— Begin Input records —

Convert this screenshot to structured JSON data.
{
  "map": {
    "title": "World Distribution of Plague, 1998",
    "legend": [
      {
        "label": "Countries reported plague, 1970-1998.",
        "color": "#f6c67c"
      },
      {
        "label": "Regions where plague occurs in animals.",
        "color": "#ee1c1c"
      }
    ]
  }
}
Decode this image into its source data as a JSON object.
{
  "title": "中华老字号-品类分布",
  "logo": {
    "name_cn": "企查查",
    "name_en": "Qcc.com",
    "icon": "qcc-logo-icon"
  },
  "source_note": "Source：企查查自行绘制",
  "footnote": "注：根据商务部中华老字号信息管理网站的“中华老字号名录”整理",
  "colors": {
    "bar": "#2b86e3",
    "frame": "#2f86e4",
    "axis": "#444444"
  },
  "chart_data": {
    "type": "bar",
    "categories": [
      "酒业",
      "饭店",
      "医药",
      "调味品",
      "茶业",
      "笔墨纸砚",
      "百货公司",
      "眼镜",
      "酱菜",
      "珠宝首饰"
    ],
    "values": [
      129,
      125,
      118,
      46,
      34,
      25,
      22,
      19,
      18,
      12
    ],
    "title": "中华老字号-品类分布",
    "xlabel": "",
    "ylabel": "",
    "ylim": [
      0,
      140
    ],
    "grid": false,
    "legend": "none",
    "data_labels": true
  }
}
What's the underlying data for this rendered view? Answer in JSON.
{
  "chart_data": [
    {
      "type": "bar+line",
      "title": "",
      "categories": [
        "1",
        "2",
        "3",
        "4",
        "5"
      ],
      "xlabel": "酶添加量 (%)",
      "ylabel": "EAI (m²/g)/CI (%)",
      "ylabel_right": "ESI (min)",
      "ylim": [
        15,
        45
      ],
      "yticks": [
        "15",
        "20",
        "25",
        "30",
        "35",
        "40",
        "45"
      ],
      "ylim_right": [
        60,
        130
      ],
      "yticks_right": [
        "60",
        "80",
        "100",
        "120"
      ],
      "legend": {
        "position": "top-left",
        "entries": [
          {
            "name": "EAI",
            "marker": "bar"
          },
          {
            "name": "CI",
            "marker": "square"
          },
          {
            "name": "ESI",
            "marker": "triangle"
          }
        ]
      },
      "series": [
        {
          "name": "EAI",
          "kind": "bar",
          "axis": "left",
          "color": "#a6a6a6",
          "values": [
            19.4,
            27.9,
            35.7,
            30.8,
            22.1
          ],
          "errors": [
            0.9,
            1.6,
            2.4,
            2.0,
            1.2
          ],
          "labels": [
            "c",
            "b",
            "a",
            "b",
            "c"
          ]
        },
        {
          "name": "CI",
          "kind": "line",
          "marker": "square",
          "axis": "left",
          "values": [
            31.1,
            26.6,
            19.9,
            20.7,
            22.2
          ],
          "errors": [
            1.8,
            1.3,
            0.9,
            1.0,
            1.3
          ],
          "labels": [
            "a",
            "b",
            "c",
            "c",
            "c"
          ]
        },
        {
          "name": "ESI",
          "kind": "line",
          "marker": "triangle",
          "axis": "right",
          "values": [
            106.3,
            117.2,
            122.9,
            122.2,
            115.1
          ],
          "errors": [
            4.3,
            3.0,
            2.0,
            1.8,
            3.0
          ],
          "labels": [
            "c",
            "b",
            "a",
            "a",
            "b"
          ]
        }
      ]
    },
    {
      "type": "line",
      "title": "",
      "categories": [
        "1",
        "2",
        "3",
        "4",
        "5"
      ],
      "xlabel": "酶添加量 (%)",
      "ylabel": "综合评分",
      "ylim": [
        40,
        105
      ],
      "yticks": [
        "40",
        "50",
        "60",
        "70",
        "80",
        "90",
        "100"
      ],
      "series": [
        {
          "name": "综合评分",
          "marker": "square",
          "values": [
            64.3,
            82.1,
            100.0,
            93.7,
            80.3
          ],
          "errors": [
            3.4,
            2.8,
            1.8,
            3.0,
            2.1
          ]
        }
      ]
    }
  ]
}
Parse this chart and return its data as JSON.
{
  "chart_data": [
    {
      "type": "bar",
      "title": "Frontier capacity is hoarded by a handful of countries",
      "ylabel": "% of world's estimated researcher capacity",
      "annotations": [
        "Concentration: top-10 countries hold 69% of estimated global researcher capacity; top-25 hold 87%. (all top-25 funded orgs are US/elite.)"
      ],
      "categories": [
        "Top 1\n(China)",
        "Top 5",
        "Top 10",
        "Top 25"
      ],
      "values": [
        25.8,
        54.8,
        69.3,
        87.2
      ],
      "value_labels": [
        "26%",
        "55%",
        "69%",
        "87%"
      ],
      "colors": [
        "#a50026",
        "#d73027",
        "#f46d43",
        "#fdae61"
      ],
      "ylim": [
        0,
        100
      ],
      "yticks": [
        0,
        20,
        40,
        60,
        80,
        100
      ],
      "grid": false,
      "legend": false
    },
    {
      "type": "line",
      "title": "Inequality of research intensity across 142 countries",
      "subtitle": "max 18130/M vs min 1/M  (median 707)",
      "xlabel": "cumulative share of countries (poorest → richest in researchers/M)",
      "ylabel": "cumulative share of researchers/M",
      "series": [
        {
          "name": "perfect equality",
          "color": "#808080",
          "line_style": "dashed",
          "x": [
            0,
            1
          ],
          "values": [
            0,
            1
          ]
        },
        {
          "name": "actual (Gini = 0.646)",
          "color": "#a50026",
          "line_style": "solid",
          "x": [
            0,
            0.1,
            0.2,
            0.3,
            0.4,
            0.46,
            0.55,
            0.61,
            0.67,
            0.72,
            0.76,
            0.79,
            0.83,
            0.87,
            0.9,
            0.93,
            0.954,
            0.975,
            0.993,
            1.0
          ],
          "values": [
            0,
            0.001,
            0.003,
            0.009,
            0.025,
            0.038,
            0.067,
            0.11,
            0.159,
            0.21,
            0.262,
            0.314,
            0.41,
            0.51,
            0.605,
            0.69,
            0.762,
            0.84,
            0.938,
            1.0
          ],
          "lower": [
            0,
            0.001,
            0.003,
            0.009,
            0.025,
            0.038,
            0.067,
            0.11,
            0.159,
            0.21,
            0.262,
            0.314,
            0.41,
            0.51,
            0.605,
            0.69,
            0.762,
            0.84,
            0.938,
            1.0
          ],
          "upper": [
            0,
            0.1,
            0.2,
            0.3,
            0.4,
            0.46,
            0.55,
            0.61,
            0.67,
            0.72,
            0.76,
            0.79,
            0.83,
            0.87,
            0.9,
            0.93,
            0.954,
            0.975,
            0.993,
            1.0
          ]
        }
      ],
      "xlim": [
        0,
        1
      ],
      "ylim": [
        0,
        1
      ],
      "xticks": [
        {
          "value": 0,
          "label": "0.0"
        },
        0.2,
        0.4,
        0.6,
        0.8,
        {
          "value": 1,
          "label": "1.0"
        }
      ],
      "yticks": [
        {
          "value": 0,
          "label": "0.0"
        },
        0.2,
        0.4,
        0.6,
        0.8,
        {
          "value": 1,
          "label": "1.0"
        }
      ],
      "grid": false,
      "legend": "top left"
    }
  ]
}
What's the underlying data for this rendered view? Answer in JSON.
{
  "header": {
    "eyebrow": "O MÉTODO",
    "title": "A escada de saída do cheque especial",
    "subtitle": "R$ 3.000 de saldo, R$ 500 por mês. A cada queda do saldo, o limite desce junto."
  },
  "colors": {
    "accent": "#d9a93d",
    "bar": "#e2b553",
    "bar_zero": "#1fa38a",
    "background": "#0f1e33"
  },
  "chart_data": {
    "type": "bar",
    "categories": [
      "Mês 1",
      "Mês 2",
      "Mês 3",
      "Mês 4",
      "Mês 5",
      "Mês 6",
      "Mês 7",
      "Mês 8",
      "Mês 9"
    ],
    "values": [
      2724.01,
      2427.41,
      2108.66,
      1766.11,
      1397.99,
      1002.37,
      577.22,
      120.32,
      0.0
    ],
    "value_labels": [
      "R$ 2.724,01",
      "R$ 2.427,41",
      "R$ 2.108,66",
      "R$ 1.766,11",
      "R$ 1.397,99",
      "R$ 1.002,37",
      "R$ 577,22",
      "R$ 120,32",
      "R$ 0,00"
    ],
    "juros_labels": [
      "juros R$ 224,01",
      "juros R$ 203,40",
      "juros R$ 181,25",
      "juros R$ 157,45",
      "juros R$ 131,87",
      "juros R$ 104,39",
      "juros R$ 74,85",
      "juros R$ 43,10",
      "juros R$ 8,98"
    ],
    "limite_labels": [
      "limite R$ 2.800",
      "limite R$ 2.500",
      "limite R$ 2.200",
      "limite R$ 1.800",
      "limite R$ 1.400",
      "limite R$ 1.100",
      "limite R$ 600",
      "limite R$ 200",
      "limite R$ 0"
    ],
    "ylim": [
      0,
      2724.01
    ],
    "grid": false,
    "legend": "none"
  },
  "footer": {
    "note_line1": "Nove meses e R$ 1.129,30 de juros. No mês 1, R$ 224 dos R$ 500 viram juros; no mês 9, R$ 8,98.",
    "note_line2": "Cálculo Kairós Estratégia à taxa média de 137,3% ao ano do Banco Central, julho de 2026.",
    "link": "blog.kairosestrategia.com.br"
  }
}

— End Input records —

# Given task
Give only the count of lines in which the string "estimated" appears.

# Task answer
2